- Also known as: Jordyn Rapana
- Born: Jordyn Fuala'au Awatea Morgan 1992 or 1993 (age 32–33) Ōtara, Auckland, New Zealand
- Genres: R&B; neo-soul; pop;

= Jordyn with a Why =

New Zealand singer-songwriter

Jordyn Fuala'au Awatea Rapana (born 1992/1993), better known as Jordyn with a Why, is a R&B and neo-soul singer-songwriter from Raglan, New Zealand.

She's been described as "Aotearoa's Indigenous sweetie lover girl" by CubaDupa, and her "ethereal R&B songs" have been praised by Rolling Stone.

Outside of her music career, Rapana teaches full immersion te reo Māori at Te Wānanga o Aotearoa.

== Early life ==
Rapana was born in 1992 or 1993 and raised in South Auckland. Her father was a pastor, and she grew up singing in church.

Rapana is of Māori and Samoan ancestry; her father is Māori from Tainui Āwhiro, and her mother is Samoan from Mulifanua Lalovi, Falelatai, and Vaimoso.

== Career ==
She released her debut single, "Te Ao Mārama", in March 2021. She said she had "no intent" for a career in music, and had written the track as a way to help her personally process her experience of a miscarriage.

"Te Ao Mārama" was followed by the release of her second single, "Brown Melodies", in 2022.

Her third single, 2023's "Raumati", was her first in te reo Māori. It came after Rapana, who grew up without speaking Māori, had spent the last five years immersing herself in the language, including using it as her second son's first language. "Ruamati" would go on to earn Rapana a nomination for the APRA Maioha Award at the 2023 Silver Scrolls, and placed 16th in the year-end Top 20 Te Reo Māori Singles chart.

■ EXERCISE SET ■
A) In the biography of Jordyn with a Why, rewrite the text from "Rapana is of" up to and including "of a miscarriage.", putting "first single" in place of "debut single".
B) Extend the biography of Jordyn with a Why beyond its final sentence.

■ DATA EXCERPTS ■
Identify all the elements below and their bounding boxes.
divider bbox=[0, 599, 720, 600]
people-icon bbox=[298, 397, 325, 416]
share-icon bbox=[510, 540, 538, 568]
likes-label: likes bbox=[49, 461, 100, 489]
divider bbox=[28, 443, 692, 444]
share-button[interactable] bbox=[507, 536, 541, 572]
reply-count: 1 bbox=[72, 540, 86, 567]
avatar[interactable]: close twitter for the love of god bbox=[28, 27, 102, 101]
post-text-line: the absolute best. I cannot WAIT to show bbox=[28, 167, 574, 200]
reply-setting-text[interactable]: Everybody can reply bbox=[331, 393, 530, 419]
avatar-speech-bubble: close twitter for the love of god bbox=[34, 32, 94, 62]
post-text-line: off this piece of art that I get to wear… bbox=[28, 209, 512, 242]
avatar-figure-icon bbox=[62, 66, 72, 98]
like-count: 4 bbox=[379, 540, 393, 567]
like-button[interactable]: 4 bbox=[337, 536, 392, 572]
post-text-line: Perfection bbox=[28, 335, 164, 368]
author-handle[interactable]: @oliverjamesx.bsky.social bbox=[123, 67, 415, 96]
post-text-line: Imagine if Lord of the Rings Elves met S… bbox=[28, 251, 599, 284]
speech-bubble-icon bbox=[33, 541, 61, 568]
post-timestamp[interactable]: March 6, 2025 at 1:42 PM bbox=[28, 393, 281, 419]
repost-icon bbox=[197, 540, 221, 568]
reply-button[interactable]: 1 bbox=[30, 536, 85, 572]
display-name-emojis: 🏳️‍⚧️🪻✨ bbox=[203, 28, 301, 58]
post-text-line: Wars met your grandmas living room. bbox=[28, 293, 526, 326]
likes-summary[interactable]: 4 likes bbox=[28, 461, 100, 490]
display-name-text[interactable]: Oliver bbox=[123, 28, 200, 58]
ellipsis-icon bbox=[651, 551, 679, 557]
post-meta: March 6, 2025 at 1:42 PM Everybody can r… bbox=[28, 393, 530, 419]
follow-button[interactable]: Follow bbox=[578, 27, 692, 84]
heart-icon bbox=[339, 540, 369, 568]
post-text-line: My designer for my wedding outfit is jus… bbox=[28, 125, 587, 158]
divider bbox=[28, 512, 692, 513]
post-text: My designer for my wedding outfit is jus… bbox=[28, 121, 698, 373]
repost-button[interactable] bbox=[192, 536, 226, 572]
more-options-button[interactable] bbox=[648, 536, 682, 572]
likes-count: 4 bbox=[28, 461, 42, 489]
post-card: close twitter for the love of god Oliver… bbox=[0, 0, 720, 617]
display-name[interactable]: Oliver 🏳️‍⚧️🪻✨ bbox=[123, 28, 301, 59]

■ RESPONSES PER TASK ■
A)
Rapana is of Māori and Samoan ancestry; her father is Māori from Tainui Āwhiro, and her mother is Samoan from Mulifanua Lalovi, Falelatai, and Vaimoso.

== Career ==
She released her first single, "Te Ao Mārama", in March 2021. She said she had "no intent" for a career in music, and had written the track as a way to help her personally process her experience of a miscarriage.

B)
Her debut album Hibiscus Moon, Love & Justice was released in 2024, and was ranked 28th best New Zealand album of the year by Rolling Stone Australia / New Zealand. The album went on to earn Rapana nominations for the Best Māori Artist, Mana Reo (for "Reia"), and People's Choice awards at the 2025 Aotearoa Music Awards, and went on to win the Recorded Music NZ Best Pacific Music Album at the 2025 Pacific Music Awards.

== Personal life ==

Rapana performs in both English and te reo Māori, and has spoken in favour of having more reo Māori music in mainstream spaces. She learnt te reo Māori in 2019 by taking a year-long full immersion course at Te Wānanga Takiura; she would go on to teach full immersion language classes at Te Wānanga o Aotearoa.

Rapana lives in Auckland with her husband and two sons.

== Discography ==
=== Studio albums ===
- Hibiscus Moon, Love & Justice (2024)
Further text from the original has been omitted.